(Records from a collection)
* * * * *

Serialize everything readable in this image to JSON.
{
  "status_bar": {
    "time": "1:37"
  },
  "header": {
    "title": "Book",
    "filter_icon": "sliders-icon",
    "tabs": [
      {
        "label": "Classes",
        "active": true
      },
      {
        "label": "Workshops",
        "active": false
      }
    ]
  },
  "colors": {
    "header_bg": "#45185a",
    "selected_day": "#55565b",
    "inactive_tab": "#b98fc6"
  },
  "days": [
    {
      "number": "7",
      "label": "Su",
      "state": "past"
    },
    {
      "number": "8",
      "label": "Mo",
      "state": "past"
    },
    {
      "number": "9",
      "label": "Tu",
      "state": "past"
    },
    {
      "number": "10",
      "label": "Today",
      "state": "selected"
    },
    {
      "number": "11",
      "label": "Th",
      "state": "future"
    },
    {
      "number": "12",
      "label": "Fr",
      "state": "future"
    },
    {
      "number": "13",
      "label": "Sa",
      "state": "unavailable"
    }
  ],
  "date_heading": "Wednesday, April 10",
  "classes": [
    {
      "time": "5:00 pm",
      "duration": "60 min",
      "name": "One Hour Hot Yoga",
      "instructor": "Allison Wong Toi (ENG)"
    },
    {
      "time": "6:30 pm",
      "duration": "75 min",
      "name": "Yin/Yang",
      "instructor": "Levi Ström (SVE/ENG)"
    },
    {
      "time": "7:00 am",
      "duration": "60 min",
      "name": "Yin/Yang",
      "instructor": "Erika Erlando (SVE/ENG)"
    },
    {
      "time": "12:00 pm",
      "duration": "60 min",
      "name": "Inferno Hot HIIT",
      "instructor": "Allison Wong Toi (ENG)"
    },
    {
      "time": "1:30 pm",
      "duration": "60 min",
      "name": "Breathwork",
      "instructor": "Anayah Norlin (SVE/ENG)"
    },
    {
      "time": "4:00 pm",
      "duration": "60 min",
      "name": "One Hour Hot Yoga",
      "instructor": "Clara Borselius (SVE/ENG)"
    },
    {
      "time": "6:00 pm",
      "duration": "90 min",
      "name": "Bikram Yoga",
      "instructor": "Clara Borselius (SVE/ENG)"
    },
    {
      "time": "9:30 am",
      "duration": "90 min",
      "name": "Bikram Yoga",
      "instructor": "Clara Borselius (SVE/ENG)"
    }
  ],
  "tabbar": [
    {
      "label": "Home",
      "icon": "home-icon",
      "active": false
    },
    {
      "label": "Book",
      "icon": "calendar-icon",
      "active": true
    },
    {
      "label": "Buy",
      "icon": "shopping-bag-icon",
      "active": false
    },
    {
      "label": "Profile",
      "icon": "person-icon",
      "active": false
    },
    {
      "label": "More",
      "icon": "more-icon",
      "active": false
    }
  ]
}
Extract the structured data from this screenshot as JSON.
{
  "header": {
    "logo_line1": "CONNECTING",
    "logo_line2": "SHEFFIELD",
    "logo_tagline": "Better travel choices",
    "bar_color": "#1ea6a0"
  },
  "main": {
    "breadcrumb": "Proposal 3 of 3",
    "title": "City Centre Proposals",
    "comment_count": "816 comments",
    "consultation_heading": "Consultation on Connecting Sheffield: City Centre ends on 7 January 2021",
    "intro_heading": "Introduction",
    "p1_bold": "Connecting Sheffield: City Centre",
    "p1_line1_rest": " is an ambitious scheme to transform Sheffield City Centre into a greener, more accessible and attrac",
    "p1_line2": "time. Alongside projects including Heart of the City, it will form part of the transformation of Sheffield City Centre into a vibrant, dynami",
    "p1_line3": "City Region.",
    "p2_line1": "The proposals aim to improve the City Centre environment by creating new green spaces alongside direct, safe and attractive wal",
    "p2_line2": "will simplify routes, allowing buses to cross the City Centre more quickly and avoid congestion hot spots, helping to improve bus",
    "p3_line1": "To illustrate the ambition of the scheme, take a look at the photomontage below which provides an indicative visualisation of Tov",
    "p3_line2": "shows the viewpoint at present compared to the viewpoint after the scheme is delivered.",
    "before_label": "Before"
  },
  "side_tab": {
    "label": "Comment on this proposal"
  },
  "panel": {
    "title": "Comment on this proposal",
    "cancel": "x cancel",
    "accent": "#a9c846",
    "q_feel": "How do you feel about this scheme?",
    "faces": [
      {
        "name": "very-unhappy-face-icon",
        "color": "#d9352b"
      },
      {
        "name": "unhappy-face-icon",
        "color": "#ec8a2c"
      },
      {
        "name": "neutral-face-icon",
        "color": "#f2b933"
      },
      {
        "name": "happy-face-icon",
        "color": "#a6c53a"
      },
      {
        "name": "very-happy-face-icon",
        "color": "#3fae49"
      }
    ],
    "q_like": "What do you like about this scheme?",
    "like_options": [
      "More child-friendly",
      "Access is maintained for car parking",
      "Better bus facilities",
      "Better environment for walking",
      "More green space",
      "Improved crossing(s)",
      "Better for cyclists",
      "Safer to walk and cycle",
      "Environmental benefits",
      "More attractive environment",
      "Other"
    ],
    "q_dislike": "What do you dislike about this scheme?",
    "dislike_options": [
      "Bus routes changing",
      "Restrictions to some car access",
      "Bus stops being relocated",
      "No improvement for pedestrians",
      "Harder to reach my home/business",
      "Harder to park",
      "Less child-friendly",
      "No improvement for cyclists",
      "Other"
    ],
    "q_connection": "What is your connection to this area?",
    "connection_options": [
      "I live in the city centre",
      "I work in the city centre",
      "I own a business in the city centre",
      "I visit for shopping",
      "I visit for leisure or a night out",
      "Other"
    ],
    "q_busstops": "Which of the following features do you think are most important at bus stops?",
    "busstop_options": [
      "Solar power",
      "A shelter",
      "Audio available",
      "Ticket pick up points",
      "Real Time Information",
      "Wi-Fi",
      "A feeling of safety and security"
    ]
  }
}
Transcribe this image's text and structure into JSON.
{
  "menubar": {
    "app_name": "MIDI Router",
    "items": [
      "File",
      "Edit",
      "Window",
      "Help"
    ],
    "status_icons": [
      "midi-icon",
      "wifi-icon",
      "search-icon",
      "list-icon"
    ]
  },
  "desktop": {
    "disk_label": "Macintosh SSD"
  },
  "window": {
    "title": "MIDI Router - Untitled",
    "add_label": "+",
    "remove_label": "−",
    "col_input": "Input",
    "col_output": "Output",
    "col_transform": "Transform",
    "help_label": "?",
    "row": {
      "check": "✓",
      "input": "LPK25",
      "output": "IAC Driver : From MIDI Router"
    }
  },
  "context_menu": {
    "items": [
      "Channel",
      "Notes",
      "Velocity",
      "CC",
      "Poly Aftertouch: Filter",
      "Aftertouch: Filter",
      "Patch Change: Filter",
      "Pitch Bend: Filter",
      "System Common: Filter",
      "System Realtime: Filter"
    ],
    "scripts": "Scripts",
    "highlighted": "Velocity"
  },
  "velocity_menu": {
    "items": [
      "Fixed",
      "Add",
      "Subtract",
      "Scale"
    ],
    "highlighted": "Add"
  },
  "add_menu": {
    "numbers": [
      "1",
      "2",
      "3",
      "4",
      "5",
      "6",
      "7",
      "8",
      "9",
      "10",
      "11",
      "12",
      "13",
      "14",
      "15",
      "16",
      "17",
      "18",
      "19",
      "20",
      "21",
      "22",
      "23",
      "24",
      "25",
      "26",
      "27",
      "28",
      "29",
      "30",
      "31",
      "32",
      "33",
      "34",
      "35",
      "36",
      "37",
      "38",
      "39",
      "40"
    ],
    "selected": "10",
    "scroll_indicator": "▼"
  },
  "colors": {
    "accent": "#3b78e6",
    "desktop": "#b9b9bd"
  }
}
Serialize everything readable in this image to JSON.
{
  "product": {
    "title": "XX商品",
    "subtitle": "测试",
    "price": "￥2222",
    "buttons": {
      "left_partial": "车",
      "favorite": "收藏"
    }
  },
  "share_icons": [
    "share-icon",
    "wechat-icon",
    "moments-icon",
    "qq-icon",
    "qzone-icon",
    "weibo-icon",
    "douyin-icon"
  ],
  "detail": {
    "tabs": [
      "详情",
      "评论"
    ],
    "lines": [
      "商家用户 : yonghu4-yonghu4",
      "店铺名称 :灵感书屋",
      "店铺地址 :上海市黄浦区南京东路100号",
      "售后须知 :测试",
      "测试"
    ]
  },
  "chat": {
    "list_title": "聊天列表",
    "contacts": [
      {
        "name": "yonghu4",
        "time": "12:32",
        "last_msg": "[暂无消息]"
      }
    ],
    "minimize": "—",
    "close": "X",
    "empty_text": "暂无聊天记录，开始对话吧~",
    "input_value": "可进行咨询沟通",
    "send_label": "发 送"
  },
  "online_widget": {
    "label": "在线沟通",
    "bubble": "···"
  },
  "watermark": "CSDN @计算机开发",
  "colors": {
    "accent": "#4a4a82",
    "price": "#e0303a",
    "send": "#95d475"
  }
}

* * * * *

■ THE PROBLEM: Copy each line that holds the word "routes".

■ THE RESPONSE:
    "p2_line2": "will simplify routes, allowing buses to cross the City Centre more quickly and avoid congestion hot spots, helping to improve bus",
      "Bus routes changing",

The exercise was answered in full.